── Material
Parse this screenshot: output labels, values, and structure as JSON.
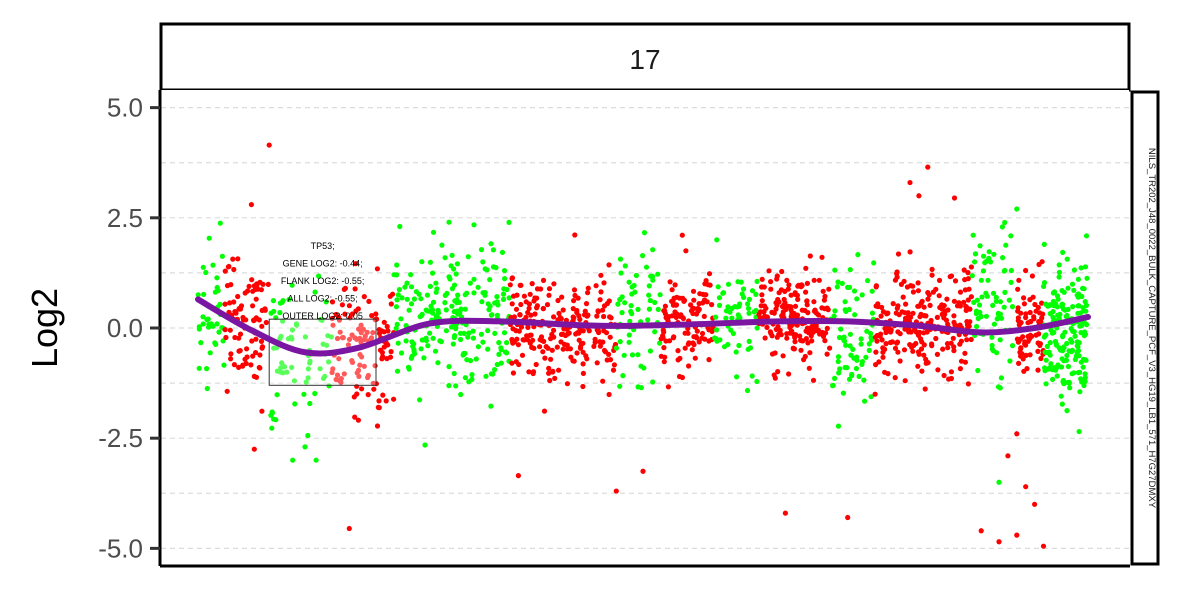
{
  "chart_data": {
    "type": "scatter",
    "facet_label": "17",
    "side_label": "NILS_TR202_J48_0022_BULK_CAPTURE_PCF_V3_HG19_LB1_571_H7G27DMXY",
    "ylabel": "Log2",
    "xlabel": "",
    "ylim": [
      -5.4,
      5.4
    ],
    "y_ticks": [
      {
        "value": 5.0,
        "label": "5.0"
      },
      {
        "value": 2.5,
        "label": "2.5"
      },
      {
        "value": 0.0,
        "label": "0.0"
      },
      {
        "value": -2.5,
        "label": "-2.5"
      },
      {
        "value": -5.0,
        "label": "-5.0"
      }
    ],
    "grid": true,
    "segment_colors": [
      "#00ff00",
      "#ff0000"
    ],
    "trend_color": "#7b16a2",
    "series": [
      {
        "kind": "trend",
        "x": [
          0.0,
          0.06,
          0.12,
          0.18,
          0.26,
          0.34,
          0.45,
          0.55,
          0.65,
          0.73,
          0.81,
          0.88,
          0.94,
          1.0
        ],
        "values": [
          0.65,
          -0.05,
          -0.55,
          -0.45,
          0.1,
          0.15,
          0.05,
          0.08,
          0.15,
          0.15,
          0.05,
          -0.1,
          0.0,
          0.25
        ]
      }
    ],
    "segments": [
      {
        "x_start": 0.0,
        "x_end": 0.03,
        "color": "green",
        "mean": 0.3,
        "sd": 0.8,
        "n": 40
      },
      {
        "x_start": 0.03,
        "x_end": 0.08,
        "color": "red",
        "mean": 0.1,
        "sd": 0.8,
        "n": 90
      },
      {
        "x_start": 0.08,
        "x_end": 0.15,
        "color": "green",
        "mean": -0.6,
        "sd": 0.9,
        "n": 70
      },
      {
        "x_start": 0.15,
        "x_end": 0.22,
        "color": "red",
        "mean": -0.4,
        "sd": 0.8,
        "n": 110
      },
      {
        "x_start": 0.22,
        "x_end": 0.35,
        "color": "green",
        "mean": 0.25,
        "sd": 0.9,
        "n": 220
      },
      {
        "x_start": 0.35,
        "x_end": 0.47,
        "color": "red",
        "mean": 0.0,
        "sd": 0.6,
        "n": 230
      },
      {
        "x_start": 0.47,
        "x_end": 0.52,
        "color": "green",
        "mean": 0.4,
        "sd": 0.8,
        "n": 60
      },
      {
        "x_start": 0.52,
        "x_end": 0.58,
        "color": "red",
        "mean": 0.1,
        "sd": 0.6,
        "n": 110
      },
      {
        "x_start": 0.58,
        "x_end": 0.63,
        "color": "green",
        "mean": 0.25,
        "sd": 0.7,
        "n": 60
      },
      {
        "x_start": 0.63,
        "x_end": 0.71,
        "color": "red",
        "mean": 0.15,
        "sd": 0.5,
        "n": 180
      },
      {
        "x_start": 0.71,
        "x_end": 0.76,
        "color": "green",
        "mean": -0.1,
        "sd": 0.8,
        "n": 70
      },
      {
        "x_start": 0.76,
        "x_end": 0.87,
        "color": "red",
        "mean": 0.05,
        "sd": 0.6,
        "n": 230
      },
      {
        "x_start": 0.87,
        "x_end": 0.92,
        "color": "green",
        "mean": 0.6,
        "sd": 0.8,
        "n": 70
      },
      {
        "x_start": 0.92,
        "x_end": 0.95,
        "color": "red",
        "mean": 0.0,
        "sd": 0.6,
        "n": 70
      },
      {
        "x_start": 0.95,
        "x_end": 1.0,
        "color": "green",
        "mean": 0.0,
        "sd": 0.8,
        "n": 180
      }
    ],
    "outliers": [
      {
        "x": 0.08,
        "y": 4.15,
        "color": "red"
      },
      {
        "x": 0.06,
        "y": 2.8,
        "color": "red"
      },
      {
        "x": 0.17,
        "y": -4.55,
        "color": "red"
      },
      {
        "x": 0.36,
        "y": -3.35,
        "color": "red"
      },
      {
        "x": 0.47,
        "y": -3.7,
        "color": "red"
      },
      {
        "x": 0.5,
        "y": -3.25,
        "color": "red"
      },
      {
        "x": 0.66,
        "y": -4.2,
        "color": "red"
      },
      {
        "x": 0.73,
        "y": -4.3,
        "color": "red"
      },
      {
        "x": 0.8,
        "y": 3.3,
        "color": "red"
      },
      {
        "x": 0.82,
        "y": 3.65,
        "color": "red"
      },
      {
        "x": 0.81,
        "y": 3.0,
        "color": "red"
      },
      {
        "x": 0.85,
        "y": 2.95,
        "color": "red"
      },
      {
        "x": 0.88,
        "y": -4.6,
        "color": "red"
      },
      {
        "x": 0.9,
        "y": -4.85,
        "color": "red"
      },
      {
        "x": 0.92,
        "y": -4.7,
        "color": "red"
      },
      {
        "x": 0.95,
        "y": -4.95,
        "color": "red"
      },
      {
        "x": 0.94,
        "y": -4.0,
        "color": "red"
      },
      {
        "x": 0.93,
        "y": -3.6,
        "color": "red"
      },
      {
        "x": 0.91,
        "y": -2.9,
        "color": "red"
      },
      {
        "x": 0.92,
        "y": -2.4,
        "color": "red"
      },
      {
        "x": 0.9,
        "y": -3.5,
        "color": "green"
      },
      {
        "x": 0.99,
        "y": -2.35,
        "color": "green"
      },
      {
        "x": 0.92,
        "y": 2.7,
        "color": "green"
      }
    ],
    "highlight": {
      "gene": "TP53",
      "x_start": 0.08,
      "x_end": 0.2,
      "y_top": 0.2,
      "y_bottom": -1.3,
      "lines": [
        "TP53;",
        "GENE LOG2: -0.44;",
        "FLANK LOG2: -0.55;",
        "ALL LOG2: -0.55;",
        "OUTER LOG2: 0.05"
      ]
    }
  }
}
────
- _What this task involves_: Look over the listing. Pull out every line with the string "values" in it.

- _Correct output_:
Parse this screenshot: output labels, values, and structure as JSON.
        "values": [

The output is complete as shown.